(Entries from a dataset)
============================================================

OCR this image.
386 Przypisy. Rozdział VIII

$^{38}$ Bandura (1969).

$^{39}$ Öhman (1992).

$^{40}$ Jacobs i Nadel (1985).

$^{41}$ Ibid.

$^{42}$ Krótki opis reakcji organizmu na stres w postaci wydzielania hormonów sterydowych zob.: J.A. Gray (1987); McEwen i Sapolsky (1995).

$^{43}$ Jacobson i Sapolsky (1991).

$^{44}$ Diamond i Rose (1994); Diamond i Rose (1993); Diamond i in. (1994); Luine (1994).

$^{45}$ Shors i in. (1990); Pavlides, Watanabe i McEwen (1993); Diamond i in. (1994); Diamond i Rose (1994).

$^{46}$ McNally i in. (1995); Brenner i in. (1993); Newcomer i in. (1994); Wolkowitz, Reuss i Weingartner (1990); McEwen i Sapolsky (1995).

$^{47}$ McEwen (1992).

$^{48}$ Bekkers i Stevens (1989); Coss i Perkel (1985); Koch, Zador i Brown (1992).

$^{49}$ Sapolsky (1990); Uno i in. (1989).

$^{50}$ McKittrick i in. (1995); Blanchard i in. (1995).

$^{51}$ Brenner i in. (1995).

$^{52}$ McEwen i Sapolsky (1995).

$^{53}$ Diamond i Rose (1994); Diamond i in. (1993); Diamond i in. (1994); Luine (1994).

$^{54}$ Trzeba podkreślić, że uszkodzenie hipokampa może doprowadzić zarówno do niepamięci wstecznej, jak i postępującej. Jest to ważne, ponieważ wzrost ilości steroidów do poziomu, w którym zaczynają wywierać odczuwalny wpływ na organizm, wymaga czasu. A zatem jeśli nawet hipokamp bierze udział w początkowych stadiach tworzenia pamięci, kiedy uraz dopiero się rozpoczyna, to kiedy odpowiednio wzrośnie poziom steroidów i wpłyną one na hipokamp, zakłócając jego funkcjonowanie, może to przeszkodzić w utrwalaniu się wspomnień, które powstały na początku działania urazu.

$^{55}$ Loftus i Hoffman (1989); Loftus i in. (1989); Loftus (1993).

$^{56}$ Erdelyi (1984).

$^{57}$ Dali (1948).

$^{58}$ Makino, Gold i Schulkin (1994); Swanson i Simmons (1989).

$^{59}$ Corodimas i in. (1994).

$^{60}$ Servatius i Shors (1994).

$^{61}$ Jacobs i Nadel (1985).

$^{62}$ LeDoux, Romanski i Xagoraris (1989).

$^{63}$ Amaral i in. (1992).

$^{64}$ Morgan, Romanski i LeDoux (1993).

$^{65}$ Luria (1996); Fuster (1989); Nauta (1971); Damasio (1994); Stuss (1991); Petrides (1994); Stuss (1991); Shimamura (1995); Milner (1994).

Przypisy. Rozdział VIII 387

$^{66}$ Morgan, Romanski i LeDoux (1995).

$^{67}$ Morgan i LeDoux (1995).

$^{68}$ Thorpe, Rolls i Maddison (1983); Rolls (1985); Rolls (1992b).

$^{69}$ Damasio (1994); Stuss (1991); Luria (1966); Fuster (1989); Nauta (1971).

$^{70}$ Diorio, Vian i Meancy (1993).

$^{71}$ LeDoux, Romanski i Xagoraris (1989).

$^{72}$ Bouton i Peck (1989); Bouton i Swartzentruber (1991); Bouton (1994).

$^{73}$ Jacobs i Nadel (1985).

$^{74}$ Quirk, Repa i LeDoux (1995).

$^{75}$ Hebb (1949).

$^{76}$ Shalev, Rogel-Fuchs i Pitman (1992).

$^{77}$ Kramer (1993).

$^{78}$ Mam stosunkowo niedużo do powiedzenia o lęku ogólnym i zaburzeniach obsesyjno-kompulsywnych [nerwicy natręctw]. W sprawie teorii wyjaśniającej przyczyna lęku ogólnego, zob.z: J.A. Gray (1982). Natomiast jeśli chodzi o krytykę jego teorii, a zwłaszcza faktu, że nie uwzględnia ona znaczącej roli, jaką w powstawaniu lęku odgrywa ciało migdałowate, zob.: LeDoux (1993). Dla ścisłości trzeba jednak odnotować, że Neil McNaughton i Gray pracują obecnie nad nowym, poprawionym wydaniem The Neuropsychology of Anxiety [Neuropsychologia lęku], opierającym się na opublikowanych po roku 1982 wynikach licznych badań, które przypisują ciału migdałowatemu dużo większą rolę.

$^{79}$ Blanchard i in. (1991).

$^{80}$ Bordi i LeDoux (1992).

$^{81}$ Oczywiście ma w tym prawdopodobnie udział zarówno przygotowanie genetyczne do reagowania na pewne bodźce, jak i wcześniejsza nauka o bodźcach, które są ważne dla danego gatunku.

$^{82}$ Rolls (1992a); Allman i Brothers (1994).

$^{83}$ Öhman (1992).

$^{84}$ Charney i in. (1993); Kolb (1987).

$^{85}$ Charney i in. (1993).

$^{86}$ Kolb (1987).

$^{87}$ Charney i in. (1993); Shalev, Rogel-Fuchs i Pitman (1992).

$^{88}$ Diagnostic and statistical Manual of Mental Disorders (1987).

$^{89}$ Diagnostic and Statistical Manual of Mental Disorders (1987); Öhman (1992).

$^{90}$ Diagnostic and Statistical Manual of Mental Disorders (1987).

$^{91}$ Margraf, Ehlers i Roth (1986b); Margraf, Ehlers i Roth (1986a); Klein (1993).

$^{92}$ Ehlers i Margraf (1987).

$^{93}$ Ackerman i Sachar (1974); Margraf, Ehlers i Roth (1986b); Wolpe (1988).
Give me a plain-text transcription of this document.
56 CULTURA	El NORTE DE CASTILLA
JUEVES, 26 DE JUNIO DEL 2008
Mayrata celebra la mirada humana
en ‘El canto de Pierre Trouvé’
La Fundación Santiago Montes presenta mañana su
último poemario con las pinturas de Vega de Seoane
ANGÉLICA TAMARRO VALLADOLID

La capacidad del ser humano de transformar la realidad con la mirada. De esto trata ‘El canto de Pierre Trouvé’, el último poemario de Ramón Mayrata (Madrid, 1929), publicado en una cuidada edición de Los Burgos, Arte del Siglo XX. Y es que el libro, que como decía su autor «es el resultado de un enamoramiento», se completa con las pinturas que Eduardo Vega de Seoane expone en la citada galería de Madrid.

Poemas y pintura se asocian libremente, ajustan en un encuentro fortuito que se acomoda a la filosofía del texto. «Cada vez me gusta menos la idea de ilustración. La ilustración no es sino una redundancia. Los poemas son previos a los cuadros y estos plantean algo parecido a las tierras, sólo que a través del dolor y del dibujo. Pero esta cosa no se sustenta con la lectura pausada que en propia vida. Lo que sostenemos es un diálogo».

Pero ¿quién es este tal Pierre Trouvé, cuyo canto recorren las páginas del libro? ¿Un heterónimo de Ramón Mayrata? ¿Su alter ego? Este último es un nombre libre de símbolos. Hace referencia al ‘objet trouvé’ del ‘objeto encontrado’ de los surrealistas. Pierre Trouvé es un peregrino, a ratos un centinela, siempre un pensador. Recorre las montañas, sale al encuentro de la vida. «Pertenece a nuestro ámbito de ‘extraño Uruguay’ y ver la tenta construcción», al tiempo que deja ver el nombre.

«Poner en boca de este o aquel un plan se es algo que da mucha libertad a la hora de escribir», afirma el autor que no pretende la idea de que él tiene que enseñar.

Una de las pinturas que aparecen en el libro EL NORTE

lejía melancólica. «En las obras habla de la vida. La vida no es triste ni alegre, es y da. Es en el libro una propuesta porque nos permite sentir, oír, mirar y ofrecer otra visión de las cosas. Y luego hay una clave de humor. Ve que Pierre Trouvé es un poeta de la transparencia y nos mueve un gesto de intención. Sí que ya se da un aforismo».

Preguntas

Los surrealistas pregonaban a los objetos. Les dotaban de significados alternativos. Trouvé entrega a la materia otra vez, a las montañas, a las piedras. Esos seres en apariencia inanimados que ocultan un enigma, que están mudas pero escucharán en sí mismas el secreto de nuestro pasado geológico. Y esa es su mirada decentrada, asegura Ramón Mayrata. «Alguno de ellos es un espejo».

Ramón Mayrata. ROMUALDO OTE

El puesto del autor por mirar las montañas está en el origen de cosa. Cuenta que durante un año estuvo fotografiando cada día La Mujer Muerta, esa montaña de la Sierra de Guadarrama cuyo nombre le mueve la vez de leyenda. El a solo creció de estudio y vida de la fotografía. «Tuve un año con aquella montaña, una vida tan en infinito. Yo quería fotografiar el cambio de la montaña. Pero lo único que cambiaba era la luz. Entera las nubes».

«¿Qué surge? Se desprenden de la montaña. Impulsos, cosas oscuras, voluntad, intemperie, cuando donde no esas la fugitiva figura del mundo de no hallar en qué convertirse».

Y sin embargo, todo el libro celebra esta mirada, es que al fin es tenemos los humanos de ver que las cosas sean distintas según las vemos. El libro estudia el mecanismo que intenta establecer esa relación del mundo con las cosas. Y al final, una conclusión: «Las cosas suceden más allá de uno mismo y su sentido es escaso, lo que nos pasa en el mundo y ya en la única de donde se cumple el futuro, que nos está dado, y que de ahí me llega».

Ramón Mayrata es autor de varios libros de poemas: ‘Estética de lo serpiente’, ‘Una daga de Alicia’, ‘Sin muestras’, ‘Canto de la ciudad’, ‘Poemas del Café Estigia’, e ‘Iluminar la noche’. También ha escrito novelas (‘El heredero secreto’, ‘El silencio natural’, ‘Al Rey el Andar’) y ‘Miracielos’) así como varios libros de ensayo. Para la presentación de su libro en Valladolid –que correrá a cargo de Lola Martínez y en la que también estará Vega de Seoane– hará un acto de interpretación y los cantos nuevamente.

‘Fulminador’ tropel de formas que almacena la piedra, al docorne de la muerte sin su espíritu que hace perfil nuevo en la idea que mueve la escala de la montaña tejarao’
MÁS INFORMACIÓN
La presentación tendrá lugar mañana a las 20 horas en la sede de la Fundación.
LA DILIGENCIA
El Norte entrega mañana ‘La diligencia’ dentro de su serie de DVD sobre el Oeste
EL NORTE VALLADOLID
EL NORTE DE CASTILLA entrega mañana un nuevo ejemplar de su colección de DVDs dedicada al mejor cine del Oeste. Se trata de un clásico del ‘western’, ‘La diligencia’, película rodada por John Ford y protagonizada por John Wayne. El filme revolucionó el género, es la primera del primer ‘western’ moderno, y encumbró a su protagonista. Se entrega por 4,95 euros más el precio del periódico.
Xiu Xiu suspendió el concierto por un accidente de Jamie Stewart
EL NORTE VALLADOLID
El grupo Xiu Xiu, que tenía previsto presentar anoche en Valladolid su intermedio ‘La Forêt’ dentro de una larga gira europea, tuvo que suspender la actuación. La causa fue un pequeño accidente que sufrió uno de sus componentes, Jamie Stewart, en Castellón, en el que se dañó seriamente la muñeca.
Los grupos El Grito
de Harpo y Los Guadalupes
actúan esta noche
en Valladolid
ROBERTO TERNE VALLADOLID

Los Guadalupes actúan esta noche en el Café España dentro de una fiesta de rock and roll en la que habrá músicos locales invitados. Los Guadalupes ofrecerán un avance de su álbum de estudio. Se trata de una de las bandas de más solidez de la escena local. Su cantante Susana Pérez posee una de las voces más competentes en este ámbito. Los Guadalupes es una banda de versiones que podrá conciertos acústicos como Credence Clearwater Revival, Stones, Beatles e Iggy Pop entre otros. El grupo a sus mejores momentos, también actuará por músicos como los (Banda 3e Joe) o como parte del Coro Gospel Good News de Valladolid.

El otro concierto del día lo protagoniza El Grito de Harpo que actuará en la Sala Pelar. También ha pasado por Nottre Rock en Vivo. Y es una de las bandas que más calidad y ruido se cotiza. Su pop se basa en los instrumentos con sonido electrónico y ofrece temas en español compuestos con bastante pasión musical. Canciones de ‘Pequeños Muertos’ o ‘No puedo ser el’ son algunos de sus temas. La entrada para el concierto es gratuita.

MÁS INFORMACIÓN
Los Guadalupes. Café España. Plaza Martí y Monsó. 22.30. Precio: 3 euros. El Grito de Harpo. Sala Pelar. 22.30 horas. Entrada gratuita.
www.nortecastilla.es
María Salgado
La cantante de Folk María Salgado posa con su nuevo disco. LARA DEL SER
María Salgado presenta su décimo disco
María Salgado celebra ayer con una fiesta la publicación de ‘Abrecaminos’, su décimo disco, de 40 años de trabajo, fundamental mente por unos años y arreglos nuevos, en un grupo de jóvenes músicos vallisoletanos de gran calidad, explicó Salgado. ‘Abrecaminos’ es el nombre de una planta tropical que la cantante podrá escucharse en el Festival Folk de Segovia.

============================================================

Search the listing for the word "estudio". Copy every line in which it occurs.

Response to the exercise -
El puesto del autor por mirar las montañas está en el origen de cosa. Cuenta que durante un año estuvo fotografiando cada día La Mujer Muerta, esa montaña de la Sierra de Guadarrama cuyo nombre le mueve la vez de leyenda. El a solo creció de estudio y vida de la fotografía. «Tuve un año con aquella montaña, una vida tan en infinito. Yo quería fotografiar el cambio de la montaña. Pero lo único que cambiaba era la luz. Entera las nubes».
Los Guadalupes actúan esta noche en el Café España dentro de una fiesta de rock and roll en la que habrá músicos locales invitados. Los Guadalupes ofrecerán un avance de su álbum de estudio. Se trata de una de las bandas de más solidez de la escena local. Su cantante Susana Pérez posee una de las voces más competentes en este ámbito. Los Guadalupes es una banda de versiones que podrá conciertos acústicos como Credence Clearwater Revival, Stones, Beatles e Iggy Pop entre otros. El grupo a sus mejores momentos, también actuará por músicos como los (Banda 3e Joe) o como parte del Coro Gospel Good News de Valladolid.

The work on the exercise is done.